Data extracted from a collection
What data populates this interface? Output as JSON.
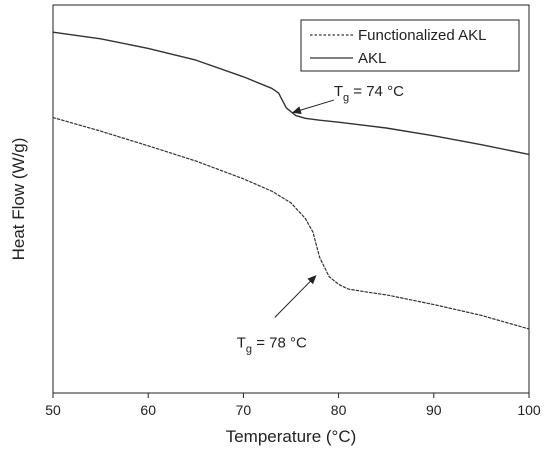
{
  "chart_data": {
    "type": "line",
    "xlabel": "Temperature (°C)",
    "ylabel": "Heat Flow (W/g)",
    "xlim": [
      50,
      100
    ],
    "ylim": [
      0,
      100
    ],
    "x_ticks": [
      "50",
      "60",
      "70",
      "80",
      "90",
      "100"
    ],
    "y_ticks_labeled": false,
    "grid": false,
    "legend_position": "top-right",
    "series": [
      {
        "name": "Functionalized AKL",
        "style": "dashed",
        "color": "#333333",
        "points": [
          [
            50,
            71
          ],
          [
            55,
            67.5
          ],
          [
            60,
            63.7
          ],
          [
            65,
            59.8
          ],
          [
            70,
            55.2
          ],
          [
            73,
            52
          ],
          [
            75,
            49
          ],
          [
            76.5,
            45
          ],
          [
            77.3,
            41.5
          ],
          [
            78,
            35
          ],
          [
            79,
            30
          ],
          [
            80,
            28
          ],
          [
            81,
            26.8
          ],
          [
            83,
            26
          ],
          [
            85,
            25.3
          ],
          [
            90,
            22.8
          ],
          [
            95,
            20
          ],
          [
            100,
            16.5
          ]
        ]
      },
      {
        "name": "AKL",
        "style": "solid",
        "color": "#333333",
        "points": [
          [
            50,
            93
          ],
          [
            55,
            91.3
          ],
          [
            60,
            88.8
          ],
          [
            65,
            85.8
          ],
          [
            70,
            81.5
          ],
          [
            73,
            78.5
          ],
          [
            73.7,
            77.3
          ],
          [
            74.5,
            73.5
          ],
          [
            75.5,
            71.5
          ],
          [
            76.5,
            70.8
          ],
          [
            78,
            70.3
          ],
          [
            80,
            69.8
          ],
          [
            85,
            68.3
          ],
          [
            90,
            66.3
          ],
          [
            95,
            64
          ],
          [
            100,
            61.5
          ]
        ]
      }
    ],
    "annotations": [
      {
        "prefix": "T",
        "subscript": "g",
        "suffix": " = 74 °C",
        "text_at": [
          79.5,
          76.6
        ],
        "arrow_from": [
          79.5,
          75.5
        ],
        "arrow_to": [
          75.2,
          72.3
        ]
      },
      {
        "prefix": "T",
        "subscript": "g",
        "suffix": " = 78 °C",
        "text_at": [
          69.3,
          11.7
        ],
        "arrow_from": [
          73.3,
          19.5
        ],
        "arrow_to": [
          77.6,
          30.2
        ]
      }
    ]
  }
}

Instruction |
Copy the listing over exactly, skipping the pictures it holds.

Solution below |
What data populates this interface? Output as JSON.
{
  "chart_data": {
    "type": "line",
    "xlabel": "Temperature (°C)",
    "ylabel": "Heat Flow (W/g)",
    "xlim": [
      50,
      100
    ],
    "ylim": [
      0,
      100
    ],
    "x_ticks": [
      "50",
      "60",
      "70",
      "80",
      "90",
      "100"
    ],
    "y_ticks_labeled": false,
    "grid": false,
    "legend_position": "top-right",
    "series": [
      {
        "name": "Functionalized AKL",
        "style": "dashed",
        "color": "#333333",
        "points": [
          [
            50,
            71
          ],
          [
            55,
            67.5
          ],
          [
            60,
            63.7
          ],
          [
            65,
            59.8
          ],
          [
            70,
            55.2
          ],
          [
            73,
            52
          ],
          [
            75,
            49
          ],
          [
            76.5,
            45
          ],
          [
            77.3,
            41.5
          ],
          [
            78,
            35
          ],
          [
            79,
            30
          ],
          [
            80,
            28
          ],
          [
            81,
            26.8
          ],
          [
            83,
            26
          ],
          [
            85,
            25.3
          ],
          [
            90,
            22.8
          ],
          [
            95,
            20
          ],
          [
            100,
            16.5
          ]
        ]
      },
      {
        "name": "AKL",
        "style": "solid",
        "color": "#333333",
        "points": [
          [
            50,
            93
          ],
          [
            55,
            91.3
          ],
          [
            60,
            88.8
          ],
          [
            65,
            85.8
          ],
          [
            70,
            81.5
          ],
          [
            73,
            78.5
          ],
          [
            73.7,
            77.3
          ],
          [
            74.5,
            73.5
          ],
          [
            75.5,
            71.5
          ],
          [
            76.5,
            70.8
          ],
          [
            78,
            70.3
          ],
          [
            80,
            69.8
          ],
          [
            85,
            68.3
          ],
          [
            90,
            66.3
          ],
          [
            95,
            64
          ],
          [
            100,
            61.5
          ]
        ]
      }
    ],
    "annotations": [
      {
        "prefix": "T",
        "subscript": "g",
        "suffix": " = 74 °C",
        "text_at": [
          79.5,
          76.6
        ],
        "arrow_from": [
          79.5,
          75.5
        ],
        "arrow_to": [
          75.2,
          72.3
        ]
      },
      {
        "prefix": "T",
        "subscript": "g",
        "suffix": " = 78 °C",
        "text_at": [
          69.3,
          11.7
        ],
        "arrow_from": [
          73.3,
          19.5
        ],
        "arrow_to": [
          77.6,
          30.2
        ]
      }
    ]
  }
}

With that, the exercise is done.